Exercise instructions: Select from the records below every line that has the word "Кількість" in it.

Excerpts from a figure dataset:

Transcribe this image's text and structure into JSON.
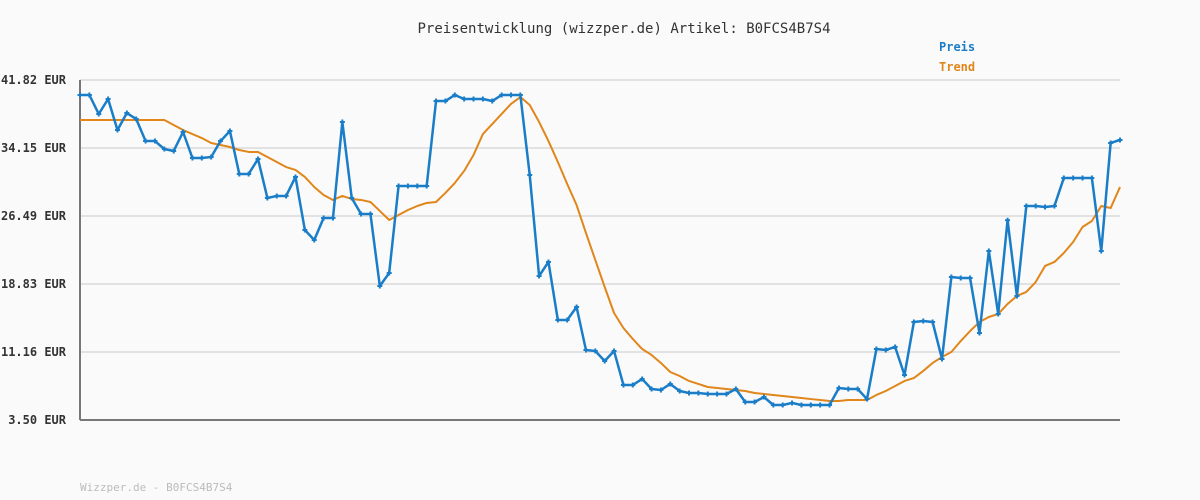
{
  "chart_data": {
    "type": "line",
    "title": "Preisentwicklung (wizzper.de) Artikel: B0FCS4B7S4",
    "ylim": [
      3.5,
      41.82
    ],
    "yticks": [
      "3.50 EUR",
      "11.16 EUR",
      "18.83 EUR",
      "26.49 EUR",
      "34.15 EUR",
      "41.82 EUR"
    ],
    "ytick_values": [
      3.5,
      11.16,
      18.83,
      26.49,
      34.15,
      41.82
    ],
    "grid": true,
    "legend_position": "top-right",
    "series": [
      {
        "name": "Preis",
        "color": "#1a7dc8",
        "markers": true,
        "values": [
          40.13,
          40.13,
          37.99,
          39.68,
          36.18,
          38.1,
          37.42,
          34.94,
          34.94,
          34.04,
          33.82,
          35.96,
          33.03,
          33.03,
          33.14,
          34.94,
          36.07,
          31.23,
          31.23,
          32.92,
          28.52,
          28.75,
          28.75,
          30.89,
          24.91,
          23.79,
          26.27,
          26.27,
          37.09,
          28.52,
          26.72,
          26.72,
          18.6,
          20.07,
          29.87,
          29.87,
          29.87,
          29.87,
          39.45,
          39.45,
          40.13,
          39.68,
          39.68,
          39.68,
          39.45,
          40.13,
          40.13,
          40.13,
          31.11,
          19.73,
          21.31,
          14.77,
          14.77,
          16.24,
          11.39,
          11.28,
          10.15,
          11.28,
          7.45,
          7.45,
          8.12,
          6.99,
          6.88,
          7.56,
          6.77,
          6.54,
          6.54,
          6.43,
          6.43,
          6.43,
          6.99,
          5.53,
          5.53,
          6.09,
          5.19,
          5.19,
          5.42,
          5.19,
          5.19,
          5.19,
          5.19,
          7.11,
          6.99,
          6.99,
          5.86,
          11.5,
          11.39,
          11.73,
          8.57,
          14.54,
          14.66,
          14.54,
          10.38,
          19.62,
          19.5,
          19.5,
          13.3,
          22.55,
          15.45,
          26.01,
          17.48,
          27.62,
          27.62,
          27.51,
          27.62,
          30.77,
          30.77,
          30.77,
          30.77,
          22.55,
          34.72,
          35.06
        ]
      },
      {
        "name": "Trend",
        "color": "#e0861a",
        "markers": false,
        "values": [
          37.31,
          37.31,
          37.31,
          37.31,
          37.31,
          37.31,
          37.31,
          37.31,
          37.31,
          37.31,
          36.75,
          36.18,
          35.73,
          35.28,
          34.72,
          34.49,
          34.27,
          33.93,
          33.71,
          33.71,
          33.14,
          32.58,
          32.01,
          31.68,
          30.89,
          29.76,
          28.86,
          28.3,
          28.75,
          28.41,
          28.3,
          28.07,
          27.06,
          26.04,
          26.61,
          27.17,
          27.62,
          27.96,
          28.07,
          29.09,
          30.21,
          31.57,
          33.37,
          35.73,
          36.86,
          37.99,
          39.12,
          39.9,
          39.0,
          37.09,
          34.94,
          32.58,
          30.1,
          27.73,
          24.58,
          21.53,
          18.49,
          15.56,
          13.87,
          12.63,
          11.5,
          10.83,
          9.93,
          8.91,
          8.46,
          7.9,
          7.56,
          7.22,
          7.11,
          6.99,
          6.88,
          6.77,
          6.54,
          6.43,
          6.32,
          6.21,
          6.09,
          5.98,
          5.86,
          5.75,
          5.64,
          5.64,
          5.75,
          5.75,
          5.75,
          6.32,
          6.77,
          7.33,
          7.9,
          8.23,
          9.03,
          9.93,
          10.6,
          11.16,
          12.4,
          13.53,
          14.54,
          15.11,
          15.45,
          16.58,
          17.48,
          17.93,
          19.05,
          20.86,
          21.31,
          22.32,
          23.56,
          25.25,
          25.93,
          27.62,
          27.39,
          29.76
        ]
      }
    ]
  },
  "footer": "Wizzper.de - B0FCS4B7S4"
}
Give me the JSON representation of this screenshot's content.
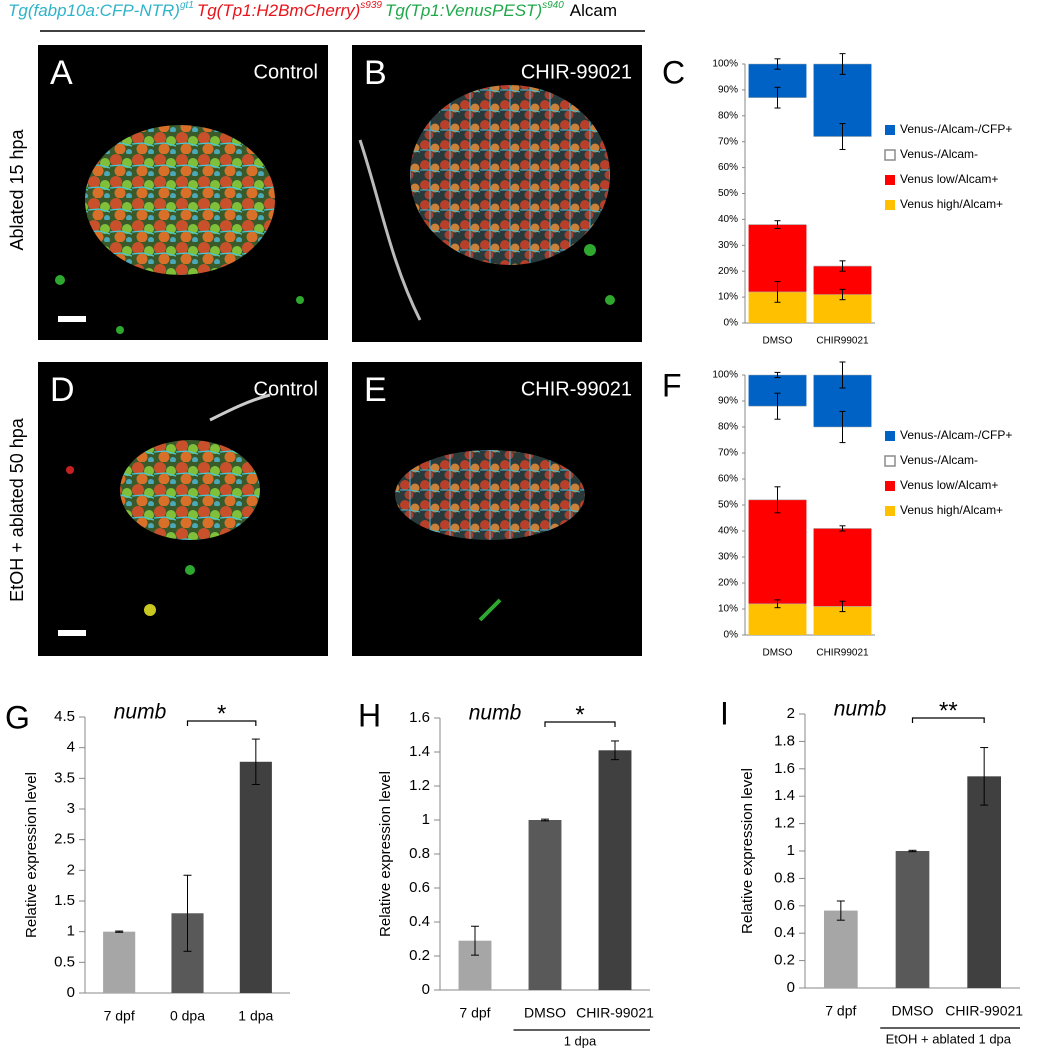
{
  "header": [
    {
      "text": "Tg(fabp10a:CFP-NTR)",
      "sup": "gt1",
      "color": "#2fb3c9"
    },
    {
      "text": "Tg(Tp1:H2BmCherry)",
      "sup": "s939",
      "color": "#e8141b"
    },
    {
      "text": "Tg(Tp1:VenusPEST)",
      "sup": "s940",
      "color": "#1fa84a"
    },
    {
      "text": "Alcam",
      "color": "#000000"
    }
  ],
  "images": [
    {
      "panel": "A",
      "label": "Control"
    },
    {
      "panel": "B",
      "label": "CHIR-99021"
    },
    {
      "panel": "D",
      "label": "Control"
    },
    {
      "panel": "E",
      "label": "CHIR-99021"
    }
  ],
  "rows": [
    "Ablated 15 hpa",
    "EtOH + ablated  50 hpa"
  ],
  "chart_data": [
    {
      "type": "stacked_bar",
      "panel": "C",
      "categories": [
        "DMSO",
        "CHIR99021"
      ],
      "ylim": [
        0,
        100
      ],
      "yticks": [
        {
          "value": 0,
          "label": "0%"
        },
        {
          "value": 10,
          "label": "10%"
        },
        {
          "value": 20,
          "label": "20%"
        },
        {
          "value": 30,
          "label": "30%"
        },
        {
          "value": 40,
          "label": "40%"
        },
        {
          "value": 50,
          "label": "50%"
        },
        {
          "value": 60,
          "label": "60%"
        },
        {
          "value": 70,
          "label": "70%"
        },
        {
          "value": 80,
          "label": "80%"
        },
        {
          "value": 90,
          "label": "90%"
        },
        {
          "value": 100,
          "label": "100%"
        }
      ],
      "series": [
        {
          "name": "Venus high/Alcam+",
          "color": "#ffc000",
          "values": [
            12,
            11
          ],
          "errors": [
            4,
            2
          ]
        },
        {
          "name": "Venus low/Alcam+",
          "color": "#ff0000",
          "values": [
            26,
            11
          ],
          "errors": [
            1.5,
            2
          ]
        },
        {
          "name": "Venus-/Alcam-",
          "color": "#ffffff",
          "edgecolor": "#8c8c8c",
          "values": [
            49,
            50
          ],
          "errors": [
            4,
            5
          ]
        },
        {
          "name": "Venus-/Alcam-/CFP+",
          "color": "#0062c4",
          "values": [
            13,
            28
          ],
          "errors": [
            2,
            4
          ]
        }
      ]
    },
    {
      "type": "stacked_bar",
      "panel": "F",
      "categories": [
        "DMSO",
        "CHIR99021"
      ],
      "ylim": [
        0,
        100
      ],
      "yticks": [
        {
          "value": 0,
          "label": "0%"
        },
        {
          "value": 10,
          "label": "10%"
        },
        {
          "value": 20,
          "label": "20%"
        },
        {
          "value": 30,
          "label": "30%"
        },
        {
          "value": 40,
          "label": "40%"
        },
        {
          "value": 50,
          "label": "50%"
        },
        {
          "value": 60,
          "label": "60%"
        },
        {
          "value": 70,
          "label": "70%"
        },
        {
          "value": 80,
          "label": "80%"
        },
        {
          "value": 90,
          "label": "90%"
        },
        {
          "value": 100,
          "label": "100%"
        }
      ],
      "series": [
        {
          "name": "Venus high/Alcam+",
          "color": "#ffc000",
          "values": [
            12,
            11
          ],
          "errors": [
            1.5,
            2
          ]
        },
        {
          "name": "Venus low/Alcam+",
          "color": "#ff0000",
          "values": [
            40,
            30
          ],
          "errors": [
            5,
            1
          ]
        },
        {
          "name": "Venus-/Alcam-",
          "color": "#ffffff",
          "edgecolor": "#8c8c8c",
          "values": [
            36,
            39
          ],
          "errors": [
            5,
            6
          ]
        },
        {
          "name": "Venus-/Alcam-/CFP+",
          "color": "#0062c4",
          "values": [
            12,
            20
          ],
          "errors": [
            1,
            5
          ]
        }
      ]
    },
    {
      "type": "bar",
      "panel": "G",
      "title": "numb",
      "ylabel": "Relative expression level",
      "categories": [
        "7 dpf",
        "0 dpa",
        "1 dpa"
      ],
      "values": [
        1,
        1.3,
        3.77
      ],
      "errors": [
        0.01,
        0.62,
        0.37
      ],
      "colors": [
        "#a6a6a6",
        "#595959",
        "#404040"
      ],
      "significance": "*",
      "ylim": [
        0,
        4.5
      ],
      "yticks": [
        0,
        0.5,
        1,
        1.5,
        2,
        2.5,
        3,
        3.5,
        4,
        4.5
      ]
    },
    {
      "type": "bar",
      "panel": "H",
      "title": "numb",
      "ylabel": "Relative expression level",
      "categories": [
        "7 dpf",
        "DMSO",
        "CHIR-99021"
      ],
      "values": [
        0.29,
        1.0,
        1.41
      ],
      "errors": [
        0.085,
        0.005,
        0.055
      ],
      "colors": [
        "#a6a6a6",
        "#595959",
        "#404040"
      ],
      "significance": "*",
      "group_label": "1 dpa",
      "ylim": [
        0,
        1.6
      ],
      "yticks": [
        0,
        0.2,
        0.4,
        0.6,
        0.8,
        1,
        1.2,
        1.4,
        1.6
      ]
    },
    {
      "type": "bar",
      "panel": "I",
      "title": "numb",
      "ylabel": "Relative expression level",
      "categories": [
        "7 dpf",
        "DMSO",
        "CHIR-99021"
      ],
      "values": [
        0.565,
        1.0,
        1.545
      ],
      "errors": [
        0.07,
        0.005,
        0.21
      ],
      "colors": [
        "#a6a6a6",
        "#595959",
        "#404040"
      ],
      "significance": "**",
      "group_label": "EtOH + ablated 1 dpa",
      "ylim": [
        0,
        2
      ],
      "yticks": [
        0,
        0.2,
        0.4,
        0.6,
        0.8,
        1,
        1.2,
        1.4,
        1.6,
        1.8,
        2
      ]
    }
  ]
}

* * *

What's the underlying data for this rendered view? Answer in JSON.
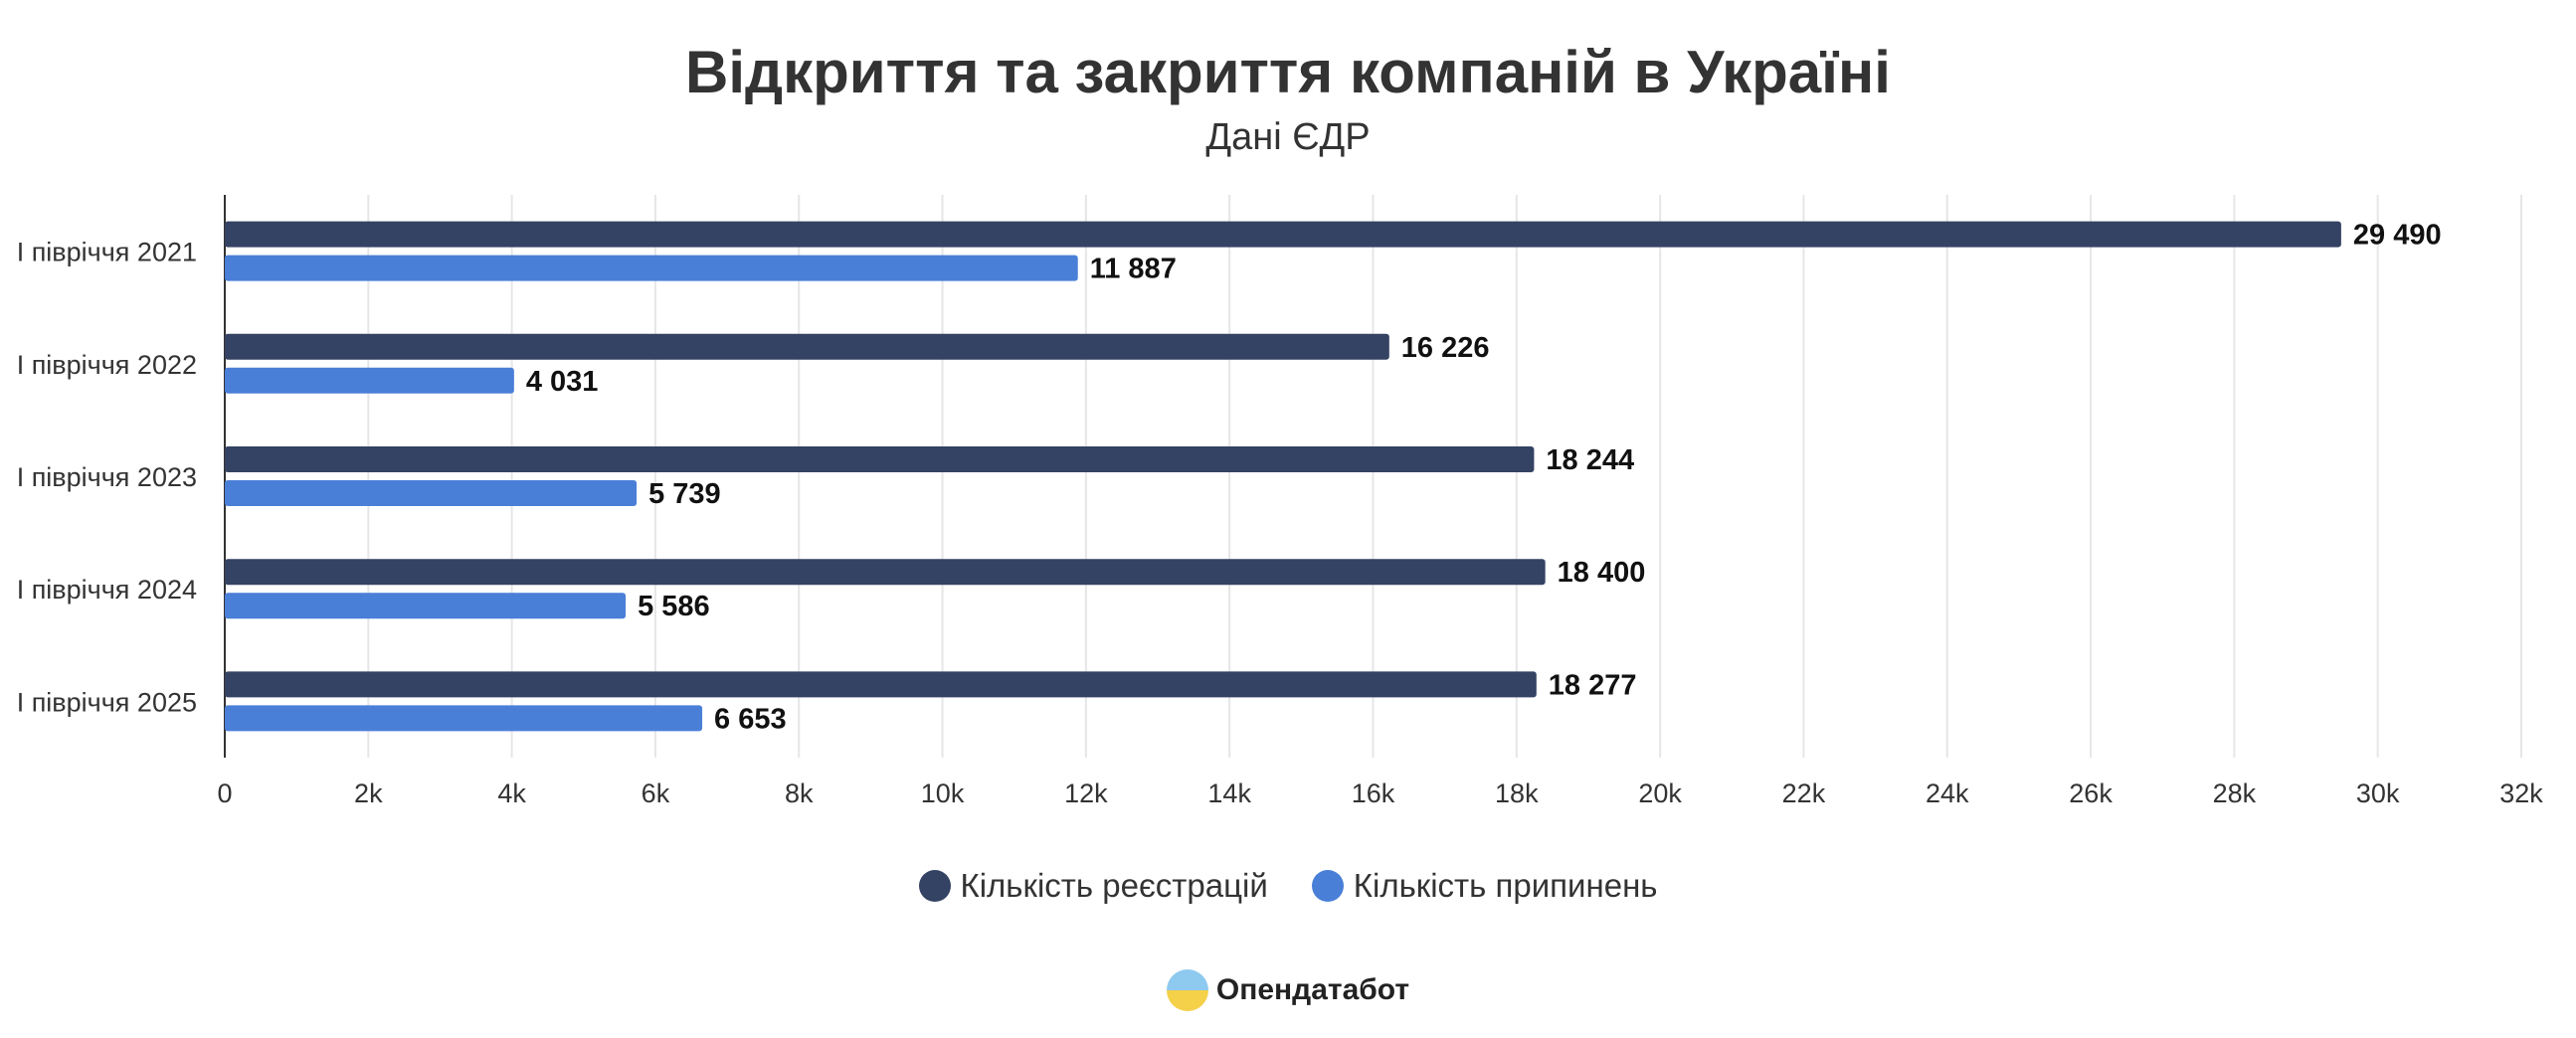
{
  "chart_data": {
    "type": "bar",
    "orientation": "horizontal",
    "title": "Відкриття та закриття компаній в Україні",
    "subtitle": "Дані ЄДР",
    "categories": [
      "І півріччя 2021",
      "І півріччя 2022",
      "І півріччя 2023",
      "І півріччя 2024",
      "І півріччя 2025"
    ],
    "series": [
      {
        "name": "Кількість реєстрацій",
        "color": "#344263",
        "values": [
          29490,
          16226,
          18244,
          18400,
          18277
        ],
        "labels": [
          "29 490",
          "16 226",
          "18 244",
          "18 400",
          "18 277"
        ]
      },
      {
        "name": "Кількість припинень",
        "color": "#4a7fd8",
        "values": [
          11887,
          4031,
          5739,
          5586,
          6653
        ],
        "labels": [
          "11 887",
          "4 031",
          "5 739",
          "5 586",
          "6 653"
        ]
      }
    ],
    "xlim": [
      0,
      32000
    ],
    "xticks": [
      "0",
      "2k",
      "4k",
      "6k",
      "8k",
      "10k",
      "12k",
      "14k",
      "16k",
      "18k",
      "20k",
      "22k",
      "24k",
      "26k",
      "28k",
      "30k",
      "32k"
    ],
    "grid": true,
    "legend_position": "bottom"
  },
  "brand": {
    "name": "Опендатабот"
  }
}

Exercise solution:
        "name": "Кількість реєстрацій",
        "name": "Кількість припинень",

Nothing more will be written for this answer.